• **Description of the task**
Could you print all the entries exactly?

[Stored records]
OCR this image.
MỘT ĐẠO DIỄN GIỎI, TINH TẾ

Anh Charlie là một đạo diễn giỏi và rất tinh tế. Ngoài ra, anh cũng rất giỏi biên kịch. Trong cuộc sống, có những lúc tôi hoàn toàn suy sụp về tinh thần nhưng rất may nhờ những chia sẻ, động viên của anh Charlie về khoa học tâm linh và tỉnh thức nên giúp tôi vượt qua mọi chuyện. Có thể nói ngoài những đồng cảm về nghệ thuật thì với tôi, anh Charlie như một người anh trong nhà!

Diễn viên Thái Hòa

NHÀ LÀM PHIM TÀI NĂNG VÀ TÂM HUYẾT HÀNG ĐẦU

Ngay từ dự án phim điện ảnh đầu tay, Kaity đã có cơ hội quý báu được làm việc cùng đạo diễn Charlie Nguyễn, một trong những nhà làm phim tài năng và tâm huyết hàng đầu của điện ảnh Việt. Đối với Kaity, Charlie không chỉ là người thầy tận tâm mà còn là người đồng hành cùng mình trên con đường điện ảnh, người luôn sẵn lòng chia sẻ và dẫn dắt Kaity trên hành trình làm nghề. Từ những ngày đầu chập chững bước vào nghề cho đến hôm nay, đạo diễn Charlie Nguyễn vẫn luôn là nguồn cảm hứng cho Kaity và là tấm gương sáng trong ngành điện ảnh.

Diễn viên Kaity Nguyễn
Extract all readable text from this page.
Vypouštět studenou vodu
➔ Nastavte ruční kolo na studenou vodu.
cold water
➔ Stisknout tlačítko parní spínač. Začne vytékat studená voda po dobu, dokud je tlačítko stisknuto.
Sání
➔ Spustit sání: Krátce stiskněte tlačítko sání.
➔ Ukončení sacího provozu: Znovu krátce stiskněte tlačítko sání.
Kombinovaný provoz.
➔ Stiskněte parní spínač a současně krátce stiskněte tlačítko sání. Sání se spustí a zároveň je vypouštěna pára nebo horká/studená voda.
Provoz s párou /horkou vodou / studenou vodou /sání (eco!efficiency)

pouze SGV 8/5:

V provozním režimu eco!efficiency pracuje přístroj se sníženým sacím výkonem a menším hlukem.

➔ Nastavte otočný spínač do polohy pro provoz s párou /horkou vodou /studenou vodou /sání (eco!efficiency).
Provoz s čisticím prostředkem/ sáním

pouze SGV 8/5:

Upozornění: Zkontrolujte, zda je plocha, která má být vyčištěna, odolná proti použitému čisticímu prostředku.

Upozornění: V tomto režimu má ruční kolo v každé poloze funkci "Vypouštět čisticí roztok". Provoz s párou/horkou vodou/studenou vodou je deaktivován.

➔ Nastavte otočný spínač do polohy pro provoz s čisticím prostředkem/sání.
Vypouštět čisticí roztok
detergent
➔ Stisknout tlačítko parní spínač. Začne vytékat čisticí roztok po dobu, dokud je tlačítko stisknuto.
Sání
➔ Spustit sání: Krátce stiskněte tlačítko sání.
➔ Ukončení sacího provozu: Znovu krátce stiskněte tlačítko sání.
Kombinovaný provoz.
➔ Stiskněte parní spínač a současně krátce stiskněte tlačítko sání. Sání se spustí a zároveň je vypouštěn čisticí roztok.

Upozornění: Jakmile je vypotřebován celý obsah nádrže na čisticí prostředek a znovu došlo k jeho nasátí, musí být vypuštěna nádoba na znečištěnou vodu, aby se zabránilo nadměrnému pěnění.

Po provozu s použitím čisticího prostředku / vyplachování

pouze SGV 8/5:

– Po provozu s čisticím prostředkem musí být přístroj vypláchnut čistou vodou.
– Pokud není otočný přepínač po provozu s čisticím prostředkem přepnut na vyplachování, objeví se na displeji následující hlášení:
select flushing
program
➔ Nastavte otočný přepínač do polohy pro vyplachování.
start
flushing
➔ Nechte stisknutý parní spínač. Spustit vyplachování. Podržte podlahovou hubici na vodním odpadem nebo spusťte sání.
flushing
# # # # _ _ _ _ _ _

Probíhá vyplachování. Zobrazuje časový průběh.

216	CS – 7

• **Solution to this task**
OCR this image.
MỘT ĐẠO DIỄN GIỎI, TINH TẾ

Anh Charlie là một đạo diễn giỏi và rất tinh tế. Ngoài ra, anh cũng rất giỏi biên kịch. Trong cuộc sống, có những lúc tôi hoàn toàn suy sụp về tinh thần nhưng rất may nhờ những chia sẻ, động viên của anh Charlie về khoa học tâm linh và tỉnh thức nên giúp tôi vượt qua mọi chuyện. Có thể nói ngoài những đồng cảm về nghệ thuật thì với tôi, anh Charlie như một người anh trong nhà!

Diễn viên Thái Hòa

NHÀ LÀM PHIM TÀI NĂNG VÀ TÂM HUYẾT HÀNG ĐẦU

Ngay từ dự án phim điện ảnh đầu tay, Kaity đã có cơ hội quý báu được làm việc cùng đạo diễn Charlie Nguyễn, một trong những nhà làm phim tài năng và tâm huyết hàng đầu của điện ảnh Việt. Đối với Kaity, Charlie không chỉ là người thầy tận tâm mà còn là người đồng hành cùng mình trên con đường điện ảnh, người luôn sẵn lòng chia sẻ và dẫn dắt Kaity trên hành trình làm nghề. Từ những ngày đầu chập chững bước vào nghề cho đến hôm nay, đạo diễn Charlie Nguyễn vẫn luôn là nguồn cảm hứng cho Kaity và là tấm gương sáng trong ngành điện ảnh.

Diễn viên Kaity Nguyễn
Extract all readable text from this page.
Vypouštět studenou vodu
➔ Nastavte ruční kolo na studenou vodu.
cold water
➔ Stisknout tlačítko parní spínač. Začne vytékat studená voda po dobu, dokud je tlačítko stisknuto.
Sání
➔ Spustit sání: Krátce stiskněte tlačítko sání.
➔ Ukončení sacího provozu: Znovu krátce stiskněte tlačítko sání.
Kombinovaný provoz.
➔ Stiskněte parní spínač a současně krátce stiskněte tlačítko sání. Sání se spustí a zároveň je vypouštěna pára nebo horká/studená voda.
Provoz s párou /horkou vodou / studenou vodou /sání (eco!efficiency)

pouze SGV 8/5:

V provozním režimu eco!efficiency pracuje přístroj se sníženým sacím výkonem a menším hlukem.

➔ Nastavte otočný spínač do polohy pro provoz s párou /horkou vodou /studenou vodou /sání (eco!efficiency).
Provoz s čisticím prostředkem/ sáním

pouze SGV 8/5:

Upozornění: Zkontrolujte, zda je plocha, která má být vyčištěna, odolná proti použitému čisticímu prostředku.

Upozornění: V tomto režimu má ruční kolo v každé poloze funkci "Vypouštět čisticí roztok". Provoz s párou/horkou vodou/studenou vodou je deaktivován.

➔ Nastavte otočný spínač do polohy pro provoz s čisticím prostředkem/sání.
Vypouštět čisticí roztok
detergent
➔ Stisknout tlačítko parní spínač. Začne vytékat čisticí roztok po dobu, dokud je tlačítko stisknuto.
Sání
➔ Spustit sání: Krátce stiskněte tlačítko sání.
➔ Ukončení sacího provozu: Znovu krátce stiskněte tlačítko sání.
Kombinovaný provoz.
➔ Stiskněte parní spínač a současně krátce stiskněte tlačítko sání. Sání se spustí a zároveň je vypouštěn čisticí roztok.

Upozornění: Jakmile je vypotřebován celý obsah nádrže na čisticí prostředek a znovu došlo k jeho nasátí, musí být vypuštěna nádoba na znečištěnou vodu, aby se zabránilo nadměrnému pěnění.

Po provozu s použitím čisticího prostředku / vyplachování

pouze SGV 8/5:

– Po provozu s čisticím prostředkem musí být přístroj vypláchnut čistou vodou.
– Pokud není otočný přepínač po provozu s čisticím prostředkem přepnut na vyplachování, objeví se na displeji následující hlášení:
select flushing
program
➔ Nastavte otočný přepínač do polohy pro vyplachování.
start
flushing
➔ Nechte stisknutý parní spínač. Spustit vyplachování. Podržte podlahovou hubici na vodním odpadem nebo spusťte sání.
flushing
# # # # _ _ _ _ _ _

Probíhá vyplachování. Zobrazuje časový průběh.

216	CS – 7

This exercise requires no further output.